GOAL —
Give back the entire listing verbatim.

DATA SUPPLIED —
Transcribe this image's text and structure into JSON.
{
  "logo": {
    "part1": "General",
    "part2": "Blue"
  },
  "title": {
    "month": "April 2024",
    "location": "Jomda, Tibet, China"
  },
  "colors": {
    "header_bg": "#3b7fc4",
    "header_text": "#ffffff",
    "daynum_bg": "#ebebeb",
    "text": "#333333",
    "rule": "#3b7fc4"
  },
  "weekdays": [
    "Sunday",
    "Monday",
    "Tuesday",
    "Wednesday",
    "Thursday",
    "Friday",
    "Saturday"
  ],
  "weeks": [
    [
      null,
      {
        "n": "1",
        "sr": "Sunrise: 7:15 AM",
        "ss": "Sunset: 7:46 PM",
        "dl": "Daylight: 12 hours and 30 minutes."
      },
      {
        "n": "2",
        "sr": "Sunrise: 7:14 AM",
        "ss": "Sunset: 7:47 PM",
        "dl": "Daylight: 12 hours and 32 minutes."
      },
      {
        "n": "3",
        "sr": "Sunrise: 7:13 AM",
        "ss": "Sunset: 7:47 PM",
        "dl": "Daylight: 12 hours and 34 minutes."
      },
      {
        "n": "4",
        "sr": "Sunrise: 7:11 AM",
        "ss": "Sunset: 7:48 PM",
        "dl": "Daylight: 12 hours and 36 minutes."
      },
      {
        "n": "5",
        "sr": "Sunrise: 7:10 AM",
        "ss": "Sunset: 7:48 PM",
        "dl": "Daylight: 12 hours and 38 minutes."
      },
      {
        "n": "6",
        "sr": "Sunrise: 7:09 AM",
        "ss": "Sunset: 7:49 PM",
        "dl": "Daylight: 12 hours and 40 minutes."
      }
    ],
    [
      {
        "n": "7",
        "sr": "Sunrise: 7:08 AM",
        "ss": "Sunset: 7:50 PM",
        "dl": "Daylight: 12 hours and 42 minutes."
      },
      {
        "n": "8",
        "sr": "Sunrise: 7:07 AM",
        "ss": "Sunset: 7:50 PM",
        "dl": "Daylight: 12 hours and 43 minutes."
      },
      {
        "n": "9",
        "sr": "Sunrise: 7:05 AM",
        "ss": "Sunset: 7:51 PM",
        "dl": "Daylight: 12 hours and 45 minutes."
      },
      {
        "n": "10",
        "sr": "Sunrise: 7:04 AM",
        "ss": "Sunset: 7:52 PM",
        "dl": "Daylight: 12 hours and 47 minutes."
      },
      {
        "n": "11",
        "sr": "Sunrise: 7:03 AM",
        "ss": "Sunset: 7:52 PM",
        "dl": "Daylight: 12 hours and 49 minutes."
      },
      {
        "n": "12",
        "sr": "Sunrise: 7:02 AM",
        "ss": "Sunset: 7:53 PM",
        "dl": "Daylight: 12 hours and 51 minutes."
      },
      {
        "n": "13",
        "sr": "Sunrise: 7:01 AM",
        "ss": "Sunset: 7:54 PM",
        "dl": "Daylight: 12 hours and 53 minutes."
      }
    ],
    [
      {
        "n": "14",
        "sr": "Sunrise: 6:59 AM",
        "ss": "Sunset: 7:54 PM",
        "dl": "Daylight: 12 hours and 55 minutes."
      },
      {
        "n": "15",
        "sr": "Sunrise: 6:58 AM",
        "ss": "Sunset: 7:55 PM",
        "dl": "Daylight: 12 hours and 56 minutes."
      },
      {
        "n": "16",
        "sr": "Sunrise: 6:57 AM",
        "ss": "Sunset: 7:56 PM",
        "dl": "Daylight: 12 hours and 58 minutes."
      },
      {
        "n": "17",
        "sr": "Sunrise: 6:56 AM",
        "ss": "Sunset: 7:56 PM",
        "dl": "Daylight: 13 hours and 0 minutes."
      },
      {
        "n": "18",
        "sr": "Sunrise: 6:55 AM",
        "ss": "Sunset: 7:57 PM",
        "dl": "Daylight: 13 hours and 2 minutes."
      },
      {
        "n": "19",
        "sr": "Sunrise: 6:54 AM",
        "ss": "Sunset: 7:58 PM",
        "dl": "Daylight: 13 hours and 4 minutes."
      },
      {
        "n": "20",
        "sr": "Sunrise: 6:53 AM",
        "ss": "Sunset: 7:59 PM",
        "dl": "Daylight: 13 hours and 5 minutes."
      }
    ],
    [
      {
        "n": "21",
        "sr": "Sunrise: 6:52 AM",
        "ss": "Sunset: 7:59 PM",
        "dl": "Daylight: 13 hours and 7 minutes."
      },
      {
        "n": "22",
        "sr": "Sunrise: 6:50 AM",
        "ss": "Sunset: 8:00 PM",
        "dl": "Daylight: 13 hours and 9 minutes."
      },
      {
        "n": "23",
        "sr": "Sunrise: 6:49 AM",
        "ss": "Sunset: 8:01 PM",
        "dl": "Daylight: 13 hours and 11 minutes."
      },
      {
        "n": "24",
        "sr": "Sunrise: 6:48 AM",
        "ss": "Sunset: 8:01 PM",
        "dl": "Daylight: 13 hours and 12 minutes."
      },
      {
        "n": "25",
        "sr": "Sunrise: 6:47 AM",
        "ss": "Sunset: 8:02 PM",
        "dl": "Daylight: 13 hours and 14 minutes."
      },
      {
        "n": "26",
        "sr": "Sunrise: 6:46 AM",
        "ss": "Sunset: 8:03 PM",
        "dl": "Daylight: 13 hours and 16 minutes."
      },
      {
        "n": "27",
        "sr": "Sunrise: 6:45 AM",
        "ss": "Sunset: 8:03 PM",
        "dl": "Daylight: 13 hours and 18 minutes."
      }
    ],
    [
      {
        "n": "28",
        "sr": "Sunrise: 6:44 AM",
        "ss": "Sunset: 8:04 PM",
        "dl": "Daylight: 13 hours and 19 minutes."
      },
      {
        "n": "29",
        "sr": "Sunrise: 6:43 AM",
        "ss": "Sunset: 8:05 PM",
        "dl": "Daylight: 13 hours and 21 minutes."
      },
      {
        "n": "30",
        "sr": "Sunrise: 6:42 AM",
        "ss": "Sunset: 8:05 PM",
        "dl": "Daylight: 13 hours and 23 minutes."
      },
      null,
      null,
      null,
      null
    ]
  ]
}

ANSWER TO THIS TASK —
Transcribe this image's text and structure into JSON.
{
  "logo": {
    "part1": "General",
    "part2": "Blue"
  },
  "title": {
    "month": "April 2024",
    "location": "Jomda, Tibet, China"
  },
  "colors": {
    "header_bg": "#3b7fc4",
    "header_text": "#ffffff",
    "daynum_bg": "#ebebeb",
    "text": "#333333",
    "rule": "#3b7fc4"
  },
  "weekdays": [
    "Sunday",
    "Monday",
    "Tuesday",
    "Wednesday",
    "Thursday",
    "Friday",
    "Saturday"
  ],
  "weeks": [
    [
      null,
      {
        "n": "1",
        "sr": "Sunrise: 7:15 AM",
        "ss": "Sunset: 7:46 PM",
        "dl": "Daylight: 12 hours and 30 minutes."
      },
      {
        "n": "2",
        "sr": "Sunrise: 7:14 AM",
        "ss": "Sunset: 7:47 PM",
        "dl": "Daylight: 12 hours and 32 minutes."
      },
      {
        "n": "3",
        "sr": "Sunrise: 7:13 AM",
        "ss": "Sunset: 7:47 PM",
        "dl": "Daylight: 12 hours and 34 minutes."
      },
      {
        "n": "4",
        "sr": "Sunrise: 7:11 AM",
        "ss": "Sunset: 7:48 PM",
        "dl": "Daylight: 12 hours and 36 minutes."
      },
      {
        "n": "5",
        "sr": "Sunrise: 7:10 AM",
        "ss": "Sunset: 7:48 PM",
        "dl": "Daylight: 12 hours and 38 minutes."
      },
      {
        "n": "6",
        "sr": "Sunrise: 7:09 AM",
        "ss": "Sunset: 7:49 PM",
        "dl": "Daylight: 12 hours and 40 minutes."
      }
    ],
    [
      {
        "n": "7",
        "sr": "Sunrise: 7:08 AM",
        "ss": "Sunset: 7:50 PM",
        "dl": "Daylight: 12 hours and 42 minutes."
      },
      {
        "n": "8",
        "sr": "Sunrise: 7:07 AM",
        "ss": "Sunset: 7:50 PM",
        "dl": "Daylight: 12 hours and 43 minutes."
      },
      {
        "n": "9",
        "sr": "Sunrise: 7:05 AM",
        "ss": "Sunset: 7:51 PM",
        "dl": "Daylight: 12 hours and 45 minutes."
      },
      {
        "n": "10",
        "sr": "Sunrise: 7:04 AM",
        "ss": "Sunset: 7:52 PM",
        "dl": "Daylight: 12 hours and 47 minutes."
      },
      {
        "n": "11",
        "sr": "Sunrise: 7:03 AM",
        "ss": "Sunset: 7:52 PM",
        "dl": "Daylight: 12 hours and 49 minutes."
      },
      {
        "n": "12",
        "sr": "Sunrise: 7:02 AM",
        "ss": "Sunset: 7:53 PM",
        "dl": "Daylight: 12 hours and 51 minutes."
      },
      {
        "n": "13",
        "sr": "Sunrise: 7:01 AM",
        "ss": "Sunset: 7:54 PM",
        "dl": "Daylight: 12 hours and 53 minutes."
      }
    ],
    [
      {
        "n": "14",
        "sr": "Sunrise: 6:59 AM",
        "ss": "Sunset: 7:54 PM",
        "dl": "Daylight: 12 hours and 55 minutes."
      },
      {
        "n": "15",
        "sr": "Sunrise: 6:58 AM",
        "ss": "Sunset: 7:55 PM",
        "dl": "Daylight: 12 hours and 56 minutes."
      },
      {
        "n": "16",
        "sr": "Sunrise: 6:57 AM",
        "ss": "Sunset: 7:56 PM",
        "dl": "Daylight: 12 hours and 58 minutes."
      },
      {
        "n": "17",
        "sr": "Sunrise: 6:56 AM",
        "ss": "Sunset: 7:56 PM",
        "dl": "Daylight: 13 hours and 0 minutes."
      },
      {
        "n": "18",
        "sr": "Sunrise: 6:55 AM",
        "ss": "Sunset: 7:57 PM",
        "dl": "Daylight: 13 hours and 2 minutes."
      },
      {
        "n": "19",
        "sr": "Sunrise: 6:54 AM",
        "ss": "Sunset: 7:58 PM",
        "dl": "Daylight: 13 hours and 4 minutes."
      },
      {
        "n": "20",
        "sr": "Sunrise: 6:53 AM",
        "ss": "Sunset: 7:59 PM",
        "dl": "Daylight: 13 hours and 5 minutes."
      }
    ],
    [
      {
        "n": "21",
        "sr": "Sunrise: 6:52 AM",
        "ss": "Sunset: 7:59 PM",
        "dl": "Daylight: 13 hours and 7 minutes."
      },
      {
        "n": "22",
        "sr": "Sunrise: 6:50 AM",
        "ss": "Sunset: 8:00 PM",
        "dl": "Daylight: 13 hours and 9 minutes."
      },
      {
        "n": "23",
        "sr": "Sunrise: 6:49 AM",
        "ss": "Sunset: 8:01 PM",
        "dl": "Daylight: 13 hours and 11 minutes."
      },
      {
        "n": "24",
        "sr": "Sunrise: 6:48 AM",
        "ss": "Sunset: 8:01 PM",
        "dl": "Daylight: 13 hours and 12 minutes."
      },
      {
        "n": "25",
        "sr": "Sunrise: 6:47 AM",
        "ss": "Sunset: 8:02 PM",
        "dl": "Daylight: 13 hours and 14 minutes."
      },
      {
        "n": "26",
        "sr": "Sunrise: 6:46 AM",
        "ss": "Sunset: 8:03 PM",
        "dl": "Daylight: 13 hours and 16 minutes."
      },
      {
        "n": "27",
        "sr": "Sunrise: 6:45 AM",
        "ss": "Sunset: 8:03 PM",
        "dl": "Daylight: 13 hours and 18 minutes."
      }
    ],
    [
      {
        "n": "28",
        "sr": "Sunrise: 6:44 AM",
        "ss": "Sunset: 8:04 PM",
        "dl": "Daylight: 13 hours and 19 minutes."
      },
      {
        "n": "29",
        "sr": "Sunrise: 6:43 AM",
        "ss": "Sunset: 8:05 PM",
        "dl": "Daylight: 13 hours and 21 minutes."
      },
      {
        "n": "30",
        "sr": "Sunrise: 6:42 AM",
        "ss": "Sunset: 8:05 PM",
        "dl": "Daylight: 13 hours and 23 minutes."
      },
      null,
      null,
      null,
      null
    ]
  ]
}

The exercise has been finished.